DIRECTION —
Every line that holds the string "Choose" is to be identified and copied.

....................

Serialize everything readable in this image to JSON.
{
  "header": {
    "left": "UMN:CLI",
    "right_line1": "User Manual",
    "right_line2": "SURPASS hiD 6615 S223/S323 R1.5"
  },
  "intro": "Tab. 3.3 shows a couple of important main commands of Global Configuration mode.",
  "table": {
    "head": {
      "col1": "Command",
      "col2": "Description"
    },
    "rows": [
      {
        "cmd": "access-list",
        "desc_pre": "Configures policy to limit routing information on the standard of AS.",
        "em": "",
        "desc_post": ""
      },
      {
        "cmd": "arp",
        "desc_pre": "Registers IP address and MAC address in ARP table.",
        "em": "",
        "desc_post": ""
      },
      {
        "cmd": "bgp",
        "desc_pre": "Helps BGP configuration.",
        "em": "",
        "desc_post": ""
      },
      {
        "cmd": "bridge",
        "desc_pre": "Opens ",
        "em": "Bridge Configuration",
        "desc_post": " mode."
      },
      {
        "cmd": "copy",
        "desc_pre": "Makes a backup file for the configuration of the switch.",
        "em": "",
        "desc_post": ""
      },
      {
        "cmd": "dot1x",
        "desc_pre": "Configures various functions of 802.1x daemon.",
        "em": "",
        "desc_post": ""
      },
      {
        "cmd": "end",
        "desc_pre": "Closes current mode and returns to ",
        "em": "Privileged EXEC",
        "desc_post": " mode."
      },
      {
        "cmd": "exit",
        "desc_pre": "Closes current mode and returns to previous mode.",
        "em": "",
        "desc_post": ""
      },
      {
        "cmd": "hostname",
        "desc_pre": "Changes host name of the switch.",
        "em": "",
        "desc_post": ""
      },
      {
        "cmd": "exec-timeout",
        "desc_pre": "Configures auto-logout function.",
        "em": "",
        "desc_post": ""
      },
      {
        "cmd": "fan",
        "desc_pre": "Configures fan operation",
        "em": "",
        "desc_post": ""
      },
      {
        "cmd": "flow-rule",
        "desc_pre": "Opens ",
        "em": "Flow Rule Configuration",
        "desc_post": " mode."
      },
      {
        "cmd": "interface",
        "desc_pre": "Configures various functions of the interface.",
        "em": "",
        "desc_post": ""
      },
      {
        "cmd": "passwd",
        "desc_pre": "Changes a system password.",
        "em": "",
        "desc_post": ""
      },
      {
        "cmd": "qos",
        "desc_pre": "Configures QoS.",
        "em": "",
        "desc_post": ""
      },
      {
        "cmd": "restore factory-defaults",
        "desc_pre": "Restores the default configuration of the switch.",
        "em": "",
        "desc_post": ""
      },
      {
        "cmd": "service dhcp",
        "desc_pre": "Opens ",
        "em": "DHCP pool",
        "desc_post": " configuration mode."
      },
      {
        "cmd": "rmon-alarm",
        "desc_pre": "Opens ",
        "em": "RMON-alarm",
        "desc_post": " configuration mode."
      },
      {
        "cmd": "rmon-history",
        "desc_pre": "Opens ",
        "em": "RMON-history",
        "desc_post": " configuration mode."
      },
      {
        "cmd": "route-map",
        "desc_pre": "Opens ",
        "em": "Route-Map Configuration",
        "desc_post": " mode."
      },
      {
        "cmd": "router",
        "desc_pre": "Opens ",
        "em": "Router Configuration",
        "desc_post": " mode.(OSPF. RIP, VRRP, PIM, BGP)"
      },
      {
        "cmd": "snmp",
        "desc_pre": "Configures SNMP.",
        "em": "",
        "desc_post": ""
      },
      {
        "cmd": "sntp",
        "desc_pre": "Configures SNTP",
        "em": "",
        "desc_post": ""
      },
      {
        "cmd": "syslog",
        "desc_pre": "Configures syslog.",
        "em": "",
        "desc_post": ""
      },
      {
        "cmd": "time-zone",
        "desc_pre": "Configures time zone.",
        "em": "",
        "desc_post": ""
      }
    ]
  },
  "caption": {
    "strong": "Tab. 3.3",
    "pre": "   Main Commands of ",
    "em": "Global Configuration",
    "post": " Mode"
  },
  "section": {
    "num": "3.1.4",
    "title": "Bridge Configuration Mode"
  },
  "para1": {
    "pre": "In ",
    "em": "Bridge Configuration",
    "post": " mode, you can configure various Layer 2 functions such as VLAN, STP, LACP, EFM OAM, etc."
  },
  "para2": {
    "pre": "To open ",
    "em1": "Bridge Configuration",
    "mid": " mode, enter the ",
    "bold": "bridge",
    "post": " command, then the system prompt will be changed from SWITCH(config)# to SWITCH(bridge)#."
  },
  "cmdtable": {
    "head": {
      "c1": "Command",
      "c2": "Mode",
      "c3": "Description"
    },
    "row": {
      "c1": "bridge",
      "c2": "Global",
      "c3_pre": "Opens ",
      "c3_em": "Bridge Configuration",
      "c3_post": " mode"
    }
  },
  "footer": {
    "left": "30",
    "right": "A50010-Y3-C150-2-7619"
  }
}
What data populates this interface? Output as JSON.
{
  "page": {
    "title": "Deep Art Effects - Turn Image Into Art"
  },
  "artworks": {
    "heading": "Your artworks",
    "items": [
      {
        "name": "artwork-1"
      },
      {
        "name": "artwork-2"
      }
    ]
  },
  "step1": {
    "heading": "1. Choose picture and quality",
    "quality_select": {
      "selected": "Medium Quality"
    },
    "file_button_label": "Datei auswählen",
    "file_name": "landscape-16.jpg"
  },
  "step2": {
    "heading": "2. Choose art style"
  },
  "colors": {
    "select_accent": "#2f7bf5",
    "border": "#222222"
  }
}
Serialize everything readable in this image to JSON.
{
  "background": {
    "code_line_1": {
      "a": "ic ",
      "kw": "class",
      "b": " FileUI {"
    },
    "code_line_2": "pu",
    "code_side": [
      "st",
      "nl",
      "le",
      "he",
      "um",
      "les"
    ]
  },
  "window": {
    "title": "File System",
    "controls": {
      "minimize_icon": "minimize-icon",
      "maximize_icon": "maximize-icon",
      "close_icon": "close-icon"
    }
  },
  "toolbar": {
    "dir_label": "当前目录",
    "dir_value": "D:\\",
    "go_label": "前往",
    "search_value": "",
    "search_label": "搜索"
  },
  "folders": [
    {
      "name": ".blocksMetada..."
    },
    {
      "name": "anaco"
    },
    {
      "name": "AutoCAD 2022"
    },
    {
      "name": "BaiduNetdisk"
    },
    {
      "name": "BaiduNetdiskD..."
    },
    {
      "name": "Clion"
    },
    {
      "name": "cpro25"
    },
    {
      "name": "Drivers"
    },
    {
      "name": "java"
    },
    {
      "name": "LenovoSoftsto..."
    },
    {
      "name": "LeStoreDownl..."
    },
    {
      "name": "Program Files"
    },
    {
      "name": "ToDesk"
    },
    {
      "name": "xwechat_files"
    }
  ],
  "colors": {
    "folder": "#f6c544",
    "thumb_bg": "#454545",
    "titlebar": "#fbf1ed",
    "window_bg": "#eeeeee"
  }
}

....................

THE COMPLETED TASK —
    "heading": "1. Choose picture and quality",
    "heading": "2. Choose art style"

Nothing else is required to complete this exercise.